## [Supplied records]
-- Begin --

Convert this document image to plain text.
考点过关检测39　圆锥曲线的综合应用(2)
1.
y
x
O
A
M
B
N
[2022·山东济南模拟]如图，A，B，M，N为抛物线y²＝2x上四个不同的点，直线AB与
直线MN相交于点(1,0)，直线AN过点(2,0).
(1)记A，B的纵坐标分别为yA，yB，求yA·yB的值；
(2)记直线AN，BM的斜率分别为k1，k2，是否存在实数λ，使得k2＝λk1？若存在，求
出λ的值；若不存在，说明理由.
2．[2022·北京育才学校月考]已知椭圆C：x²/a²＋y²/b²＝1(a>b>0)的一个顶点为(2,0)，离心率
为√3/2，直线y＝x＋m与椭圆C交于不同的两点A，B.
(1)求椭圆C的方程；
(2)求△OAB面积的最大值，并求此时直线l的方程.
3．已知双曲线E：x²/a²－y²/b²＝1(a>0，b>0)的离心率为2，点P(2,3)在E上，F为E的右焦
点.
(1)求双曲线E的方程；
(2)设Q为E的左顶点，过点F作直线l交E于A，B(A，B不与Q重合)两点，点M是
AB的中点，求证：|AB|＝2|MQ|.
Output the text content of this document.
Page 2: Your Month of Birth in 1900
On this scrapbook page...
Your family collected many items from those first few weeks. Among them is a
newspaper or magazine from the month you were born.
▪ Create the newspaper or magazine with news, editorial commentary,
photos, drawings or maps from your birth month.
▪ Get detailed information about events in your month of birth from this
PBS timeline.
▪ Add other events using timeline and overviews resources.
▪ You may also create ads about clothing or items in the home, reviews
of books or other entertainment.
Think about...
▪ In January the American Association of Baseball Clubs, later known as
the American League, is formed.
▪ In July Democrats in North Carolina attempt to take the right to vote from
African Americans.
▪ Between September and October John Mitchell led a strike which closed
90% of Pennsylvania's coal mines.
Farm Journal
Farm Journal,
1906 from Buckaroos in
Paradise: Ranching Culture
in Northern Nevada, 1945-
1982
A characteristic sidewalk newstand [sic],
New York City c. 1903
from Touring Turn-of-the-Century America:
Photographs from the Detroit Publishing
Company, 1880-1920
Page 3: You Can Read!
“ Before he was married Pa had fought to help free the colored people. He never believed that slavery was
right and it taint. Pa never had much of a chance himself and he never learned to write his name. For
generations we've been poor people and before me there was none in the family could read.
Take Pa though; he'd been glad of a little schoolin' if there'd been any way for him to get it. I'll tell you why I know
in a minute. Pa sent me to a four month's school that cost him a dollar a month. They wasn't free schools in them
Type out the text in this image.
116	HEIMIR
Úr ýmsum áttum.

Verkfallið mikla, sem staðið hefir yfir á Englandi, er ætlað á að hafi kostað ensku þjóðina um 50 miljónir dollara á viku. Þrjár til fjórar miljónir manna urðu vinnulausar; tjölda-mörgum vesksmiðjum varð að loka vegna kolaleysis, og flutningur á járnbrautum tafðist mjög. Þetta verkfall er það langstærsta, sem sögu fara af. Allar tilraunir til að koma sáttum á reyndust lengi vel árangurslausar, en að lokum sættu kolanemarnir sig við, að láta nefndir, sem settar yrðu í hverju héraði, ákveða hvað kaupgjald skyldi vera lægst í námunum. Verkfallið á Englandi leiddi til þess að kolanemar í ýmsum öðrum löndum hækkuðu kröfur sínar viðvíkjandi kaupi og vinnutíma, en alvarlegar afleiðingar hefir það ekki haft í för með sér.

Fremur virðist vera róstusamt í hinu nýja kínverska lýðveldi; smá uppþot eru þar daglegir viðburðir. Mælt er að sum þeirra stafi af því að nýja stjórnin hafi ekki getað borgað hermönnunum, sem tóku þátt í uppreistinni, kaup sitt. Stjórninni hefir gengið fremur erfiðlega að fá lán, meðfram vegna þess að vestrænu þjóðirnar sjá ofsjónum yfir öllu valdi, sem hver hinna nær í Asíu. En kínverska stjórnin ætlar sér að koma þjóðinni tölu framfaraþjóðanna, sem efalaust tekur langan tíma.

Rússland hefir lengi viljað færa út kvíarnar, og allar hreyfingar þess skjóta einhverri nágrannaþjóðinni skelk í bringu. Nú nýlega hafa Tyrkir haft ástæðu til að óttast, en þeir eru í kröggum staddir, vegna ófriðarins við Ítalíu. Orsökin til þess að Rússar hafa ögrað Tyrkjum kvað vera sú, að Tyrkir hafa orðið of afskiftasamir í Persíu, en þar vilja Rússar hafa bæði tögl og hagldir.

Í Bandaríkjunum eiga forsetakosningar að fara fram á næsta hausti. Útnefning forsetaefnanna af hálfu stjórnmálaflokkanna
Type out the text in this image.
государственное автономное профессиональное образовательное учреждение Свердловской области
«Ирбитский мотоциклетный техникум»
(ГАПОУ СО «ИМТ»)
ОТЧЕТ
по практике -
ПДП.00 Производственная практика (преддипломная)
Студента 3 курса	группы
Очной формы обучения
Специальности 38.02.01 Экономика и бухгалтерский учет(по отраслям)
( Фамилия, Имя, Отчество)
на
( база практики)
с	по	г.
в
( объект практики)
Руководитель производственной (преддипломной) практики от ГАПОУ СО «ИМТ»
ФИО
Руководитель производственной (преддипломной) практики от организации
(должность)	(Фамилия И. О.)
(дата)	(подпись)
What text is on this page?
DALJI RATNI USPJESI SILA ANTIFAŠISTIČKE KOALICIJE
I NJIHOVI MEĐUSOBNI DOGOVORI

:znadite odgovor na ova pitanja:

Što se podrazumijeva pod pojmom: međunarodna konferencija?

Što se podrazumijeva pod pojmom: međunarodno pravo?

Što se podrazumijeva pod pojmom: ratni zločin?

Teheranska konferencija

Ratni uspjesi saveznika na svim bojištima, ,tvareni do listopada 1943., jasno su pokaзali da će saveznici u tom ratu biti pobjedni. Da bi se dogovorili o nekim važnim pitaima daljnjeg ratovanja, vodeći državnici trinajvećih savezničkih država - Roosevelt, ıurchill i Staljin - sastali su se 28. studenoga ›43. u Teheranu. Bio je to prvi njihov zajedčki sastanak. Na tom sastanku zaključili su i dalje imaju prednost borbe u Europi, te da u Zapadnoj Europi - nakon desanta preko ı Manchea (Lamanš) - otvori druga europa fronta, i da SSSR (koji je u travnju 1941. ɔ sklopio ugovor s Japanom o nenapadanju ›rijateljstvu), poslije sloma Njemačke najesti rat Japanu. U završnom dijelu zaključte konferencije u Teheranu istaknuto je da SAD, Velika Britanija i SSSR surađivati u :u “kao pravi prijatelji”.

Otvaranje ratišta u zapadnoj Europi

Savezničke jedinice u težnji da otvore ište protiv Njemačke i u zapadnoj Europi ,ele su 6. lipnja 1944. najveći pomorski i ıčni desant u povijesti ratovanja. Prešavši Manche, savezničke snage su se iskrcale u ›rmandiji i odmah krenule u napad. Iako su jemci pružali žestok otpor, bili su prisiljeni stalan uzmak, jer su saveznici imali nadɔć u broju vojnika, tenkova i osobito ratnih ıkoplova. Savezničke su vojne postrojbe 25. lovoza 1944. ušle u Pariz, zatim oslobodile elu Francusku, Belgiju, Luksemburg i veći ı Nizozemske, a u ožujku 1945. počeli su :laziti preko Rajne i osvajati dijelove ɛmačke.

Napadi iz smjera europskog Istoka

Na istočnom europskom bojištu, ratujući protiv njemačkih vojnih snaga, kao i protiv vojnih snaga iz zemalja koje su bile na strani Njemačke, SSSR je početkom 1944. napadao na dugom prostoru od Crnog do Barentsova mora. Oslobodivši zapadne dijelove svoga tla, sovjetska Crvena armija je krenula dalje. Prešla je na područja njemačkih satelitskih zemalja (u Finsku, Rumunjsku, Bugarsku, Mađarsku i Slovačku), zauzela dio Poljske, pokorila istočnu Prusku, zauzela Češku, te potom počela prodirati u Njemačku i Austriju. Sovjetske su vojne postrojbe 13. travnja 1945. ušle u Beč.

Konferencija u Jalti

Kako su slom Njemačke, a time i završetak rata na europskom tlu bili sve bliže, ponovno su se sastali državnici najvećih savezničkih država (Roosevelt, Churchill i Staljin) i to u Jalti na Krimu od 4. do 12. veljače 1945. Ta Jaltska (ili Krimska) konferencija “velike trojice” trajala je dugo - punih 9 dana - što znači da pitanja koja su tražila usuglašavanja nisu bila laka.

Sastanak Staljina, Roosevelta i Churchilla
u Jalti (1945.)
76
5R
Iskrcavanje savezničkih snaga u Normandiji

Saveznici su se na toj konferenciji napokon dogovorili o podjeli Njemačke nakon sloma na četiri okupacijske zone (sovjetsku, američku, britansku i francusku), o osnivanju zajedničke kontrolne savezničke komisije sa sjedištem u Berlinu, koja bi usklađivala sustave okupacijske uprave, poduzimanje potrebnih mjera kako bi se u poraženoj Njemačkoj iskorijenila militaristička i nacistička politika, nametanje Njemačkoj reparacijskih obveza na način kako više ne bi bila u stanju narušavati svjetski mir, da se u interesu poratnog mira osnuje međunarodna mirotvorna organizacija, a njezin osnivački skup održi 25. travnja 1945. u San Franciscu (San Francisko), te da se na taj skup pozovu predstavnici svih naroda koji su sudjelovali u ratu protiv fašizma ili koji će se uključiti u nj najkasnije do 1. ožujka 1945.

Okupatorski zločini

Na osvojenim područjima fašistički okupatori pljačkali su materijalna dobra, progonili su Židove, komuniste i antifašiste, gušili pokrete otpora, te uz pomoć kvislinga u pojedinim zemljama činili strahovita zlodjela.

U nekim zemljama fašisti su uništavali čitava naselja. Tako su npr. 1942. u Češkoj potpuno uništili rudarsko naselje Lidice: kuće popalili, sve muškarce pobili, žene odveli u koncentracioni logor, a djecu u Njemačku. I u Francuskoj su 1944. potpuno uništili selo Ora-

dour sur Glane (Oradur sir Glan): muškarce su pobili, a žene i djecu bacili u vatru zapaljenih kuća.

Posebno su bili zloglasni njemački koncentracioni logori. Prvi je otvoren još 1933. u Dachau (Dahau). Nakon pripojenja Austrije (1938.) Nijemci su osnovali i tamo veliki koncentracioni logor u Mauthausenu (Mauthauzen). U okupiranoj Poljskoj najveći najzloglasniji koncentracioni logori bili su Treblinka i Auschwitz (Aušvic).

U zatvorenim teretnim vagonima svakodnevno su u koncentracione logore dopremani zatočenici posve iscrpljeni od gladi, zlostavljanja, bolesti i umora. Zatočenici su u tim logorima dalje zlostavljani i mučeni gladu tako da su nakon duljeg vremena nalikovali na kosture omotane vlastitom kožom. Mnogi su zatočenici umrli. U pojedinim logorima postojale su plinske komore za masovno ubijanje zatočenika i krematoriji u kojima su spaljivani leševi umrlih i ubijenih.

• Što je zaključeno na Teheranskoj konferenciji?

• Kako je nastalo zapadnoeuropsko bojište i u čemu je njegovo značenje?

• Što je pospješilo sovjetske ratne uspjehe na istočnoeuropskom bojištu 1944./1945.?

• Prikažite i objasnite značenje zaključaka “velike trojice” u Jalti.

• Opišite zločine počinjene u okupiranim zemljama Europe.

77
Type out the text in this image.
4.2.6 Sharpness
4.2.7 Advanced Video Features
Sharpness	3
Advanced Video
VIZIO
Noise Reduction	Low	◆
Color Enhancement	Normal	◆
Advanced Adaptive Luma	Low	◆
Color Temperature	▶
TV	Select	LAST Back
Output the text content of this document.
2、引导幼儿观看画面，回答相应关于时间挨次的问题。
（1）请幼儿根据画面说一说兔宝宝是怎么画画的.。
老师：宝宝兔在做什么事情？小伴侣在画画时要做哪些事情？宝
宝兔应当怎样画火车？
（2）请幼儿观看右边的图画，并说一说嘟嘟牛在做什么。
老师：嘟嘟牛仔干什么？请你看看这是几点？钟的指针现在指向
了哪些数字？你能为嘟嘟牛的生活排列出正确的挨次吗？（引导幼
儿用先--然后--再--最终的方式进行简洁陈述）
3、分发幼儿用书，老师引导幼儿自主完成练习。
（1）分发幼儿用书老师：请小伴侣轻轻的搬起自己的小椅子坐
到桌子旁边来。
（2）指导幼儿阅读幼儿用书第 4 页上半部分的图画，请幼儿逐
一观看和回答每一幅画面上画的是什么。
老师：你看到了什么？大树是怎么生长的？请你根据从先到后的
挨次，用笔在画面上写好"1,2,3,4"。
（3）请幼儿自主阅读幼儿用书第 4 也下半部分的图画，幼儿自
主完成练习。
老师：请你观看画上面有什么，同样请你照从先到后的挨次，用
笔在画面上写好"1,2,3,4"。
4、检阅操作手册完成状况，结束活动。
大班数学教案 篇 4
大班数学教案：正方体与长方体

-- End --

Reproduce each line holding the word "timeline".

PBS timeline.
▪ Add other events using timeline and overviews resources.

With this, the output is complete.